[start Supplied data]
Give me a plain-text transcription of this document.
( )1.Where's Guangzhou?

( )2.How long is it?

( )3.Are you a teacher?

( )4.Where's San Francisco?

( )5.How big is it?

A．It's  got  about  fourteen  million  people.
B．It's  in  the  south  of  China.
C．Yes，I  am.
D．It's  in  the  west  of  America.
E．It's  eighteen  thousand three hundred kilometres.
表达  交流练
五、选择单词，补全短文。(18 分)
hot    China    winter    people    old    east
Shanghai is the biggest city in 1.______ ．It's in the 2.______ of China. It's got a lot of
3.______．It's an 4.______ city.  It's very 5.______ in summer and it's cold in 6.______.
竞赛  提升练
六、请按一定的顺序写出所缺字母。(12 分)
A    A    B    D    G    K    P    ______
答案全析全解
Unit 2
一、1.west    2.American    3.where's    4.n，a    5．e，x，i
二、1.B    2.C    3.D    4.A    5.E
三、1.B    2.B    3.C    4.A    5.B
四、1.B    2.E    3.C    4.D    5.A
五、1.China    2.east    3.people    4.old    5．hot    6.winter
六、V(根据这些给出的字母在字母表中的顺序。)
[end Supplied data]
[start Supplied data]
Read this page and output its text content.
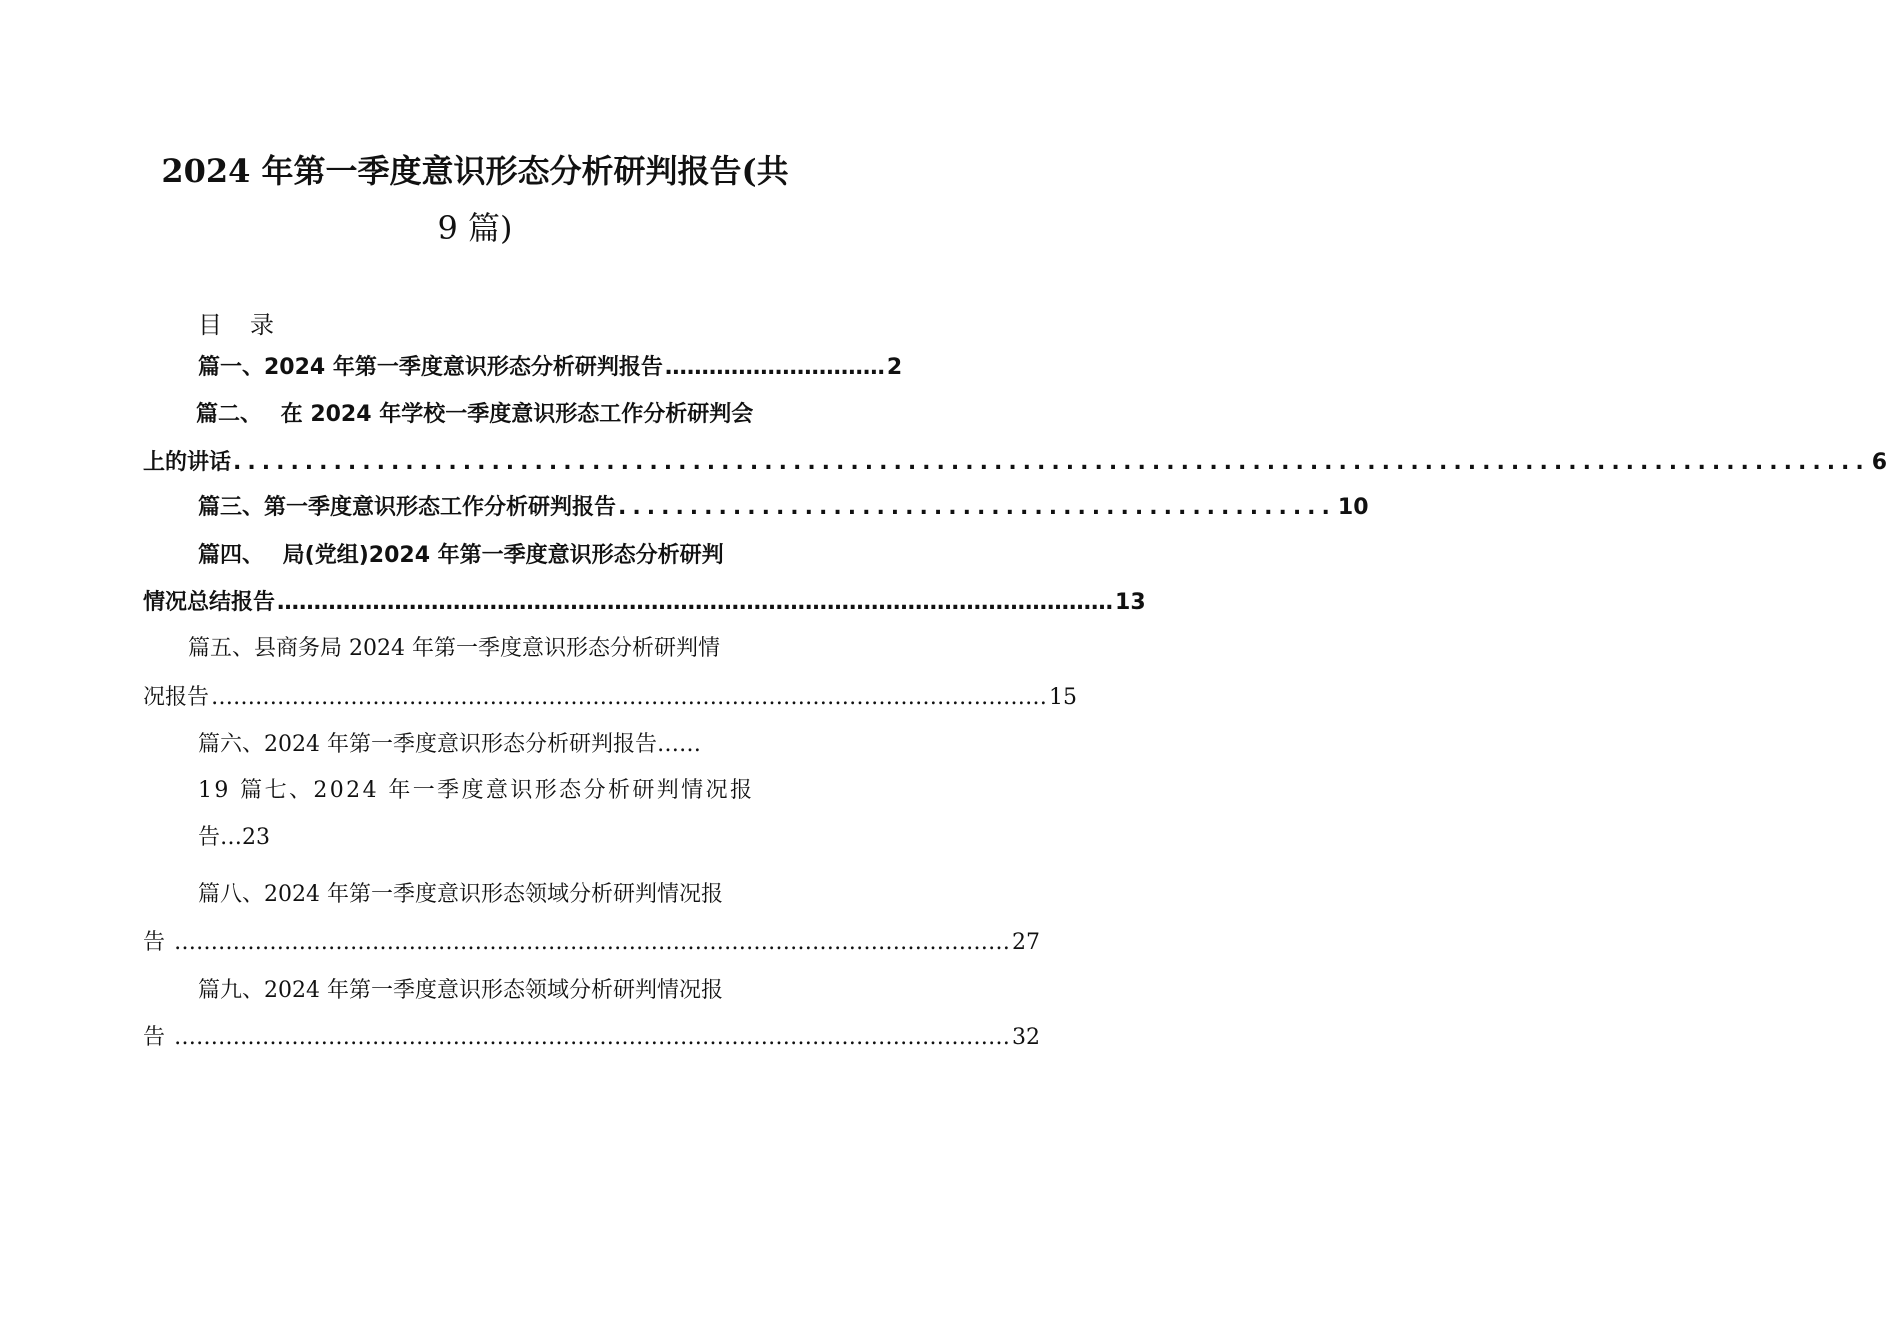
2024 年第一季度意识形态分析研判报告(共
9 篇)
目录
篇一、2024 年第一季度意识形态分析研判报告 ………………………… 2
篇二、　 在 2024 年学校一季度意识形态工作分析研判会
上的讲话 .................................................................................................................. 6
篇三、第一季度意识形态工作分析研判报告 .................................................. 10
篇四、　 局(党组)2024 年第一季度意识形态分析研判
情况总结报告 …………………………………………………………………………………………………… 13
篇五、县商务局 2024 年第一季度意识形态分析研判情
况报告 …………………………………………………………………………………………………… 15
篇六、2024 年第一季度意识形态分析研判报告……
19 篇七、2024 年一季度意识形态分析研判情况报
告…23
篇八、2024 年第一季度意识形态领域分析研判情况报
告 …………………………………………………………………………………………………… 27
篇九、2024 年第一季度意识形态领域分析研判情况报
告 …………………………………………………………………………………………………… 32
[end Supplied data]
Tally up the lines of the listing containing the word "this". Give only the total.

2